• _TASK GOAL_:
List all lines in the material below that contain "Diagnostic".

# start of INPUT RECORDS

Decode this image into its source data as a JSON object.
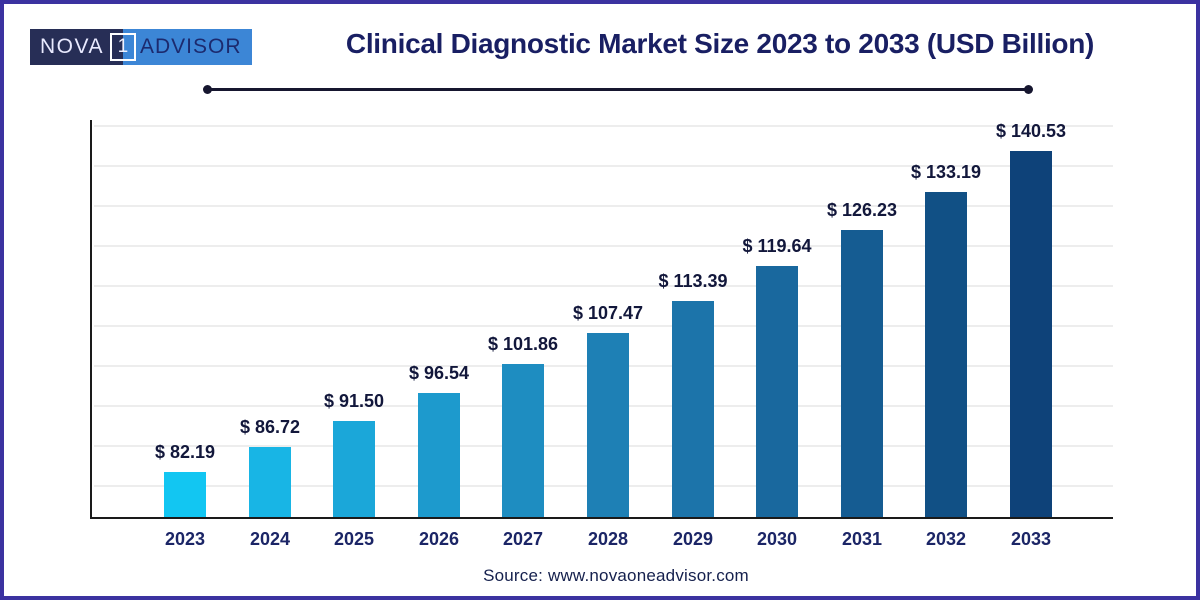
{
  "header": {
    "logo": {
      "part_nova": "NOVA",
      "part_one": "1",
      "part_advisor": "ADVISOR"
    },
    "title": "Clinical Diagnostic Market Size 2023 to 2033 (USD Billion)"
  },
  "footer": {
    "source": "Source: www.novaoneadvisor.com"
  },
  "chart_data": {
    "type": "bar",
    "title": "Clinical Diagnostic Market Size 2023 to 2033 (USD Billion)",
    "unit": "USD Billion",
    "categories": [
      "2023",
      "2024",
      "2025",
      "2026",
      "2027",
      "2028",
      "2029",
      "2030",
      "2031",
      "2032",
      "2033"
    ],
    "values": [
      82.19,
      86.72,
      91.5,
      96.54,
      101.86,
      107.47,
      113.39,
      119.64,
      126.23,
      133.19,
      140.53
    ],
    "value_labels": [
      "$ 82.19",
      "$ 86.72",
      "$ 91.50",
      "$ 96.54",
      "$ 101.86",
      "$ 107.47",
      "$ 113.39",
      "$ 119.64",
      "$ 126.23",
      "$ 133.19",
      "$ 140.53"
    ],
    "bar_colors": [
      "#12c6f2",
      "#18b5e5",
      "#1ba7d9",
      "#1d9acd",
      "#1e8dc1",
      "#1e80b5",
      "#1c74aa",
      "#19689e",
      "#155c92",
      "#115085",
      "#0e4279"
    ],
    "xlabel": "",
    "ylabel": "",
    "ylim": [
      74,
      146.6
    ],
    "y_axis_labels_visible": false,
    "grid": "horizontal",
    "legend": "none"
  },
  "theme": {
    "frame_border": "#3b32a0",
    "title_color": "#191f63",
    "value_label_color": "#12173b",
    "tick_label_color": "#1b2566",
    "source_color": "#15204d",
    "axis_color": "#1a1a1a",
    "gridline_color": "#ededed",
    "underline_color": "#16162f",
    "logo_left_bg": "#272e56",
    "logo_left_text": "#e9eaff",
    "logo_right_bg": "#3c86d6",
    "logo_right_text": "#1c2a6e",
    "logo_one_box_border": "#ffffff"
  }
}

# end of INPUT RECORDS

• _WRITTEN SOLUTION_:
    "title": "Clinical Diagnostic Market Size 2023 to 2033 (USD Billion)"
    "title": "Clinical Diagnostic Market Size 2023 to 2033 (USD Billion)",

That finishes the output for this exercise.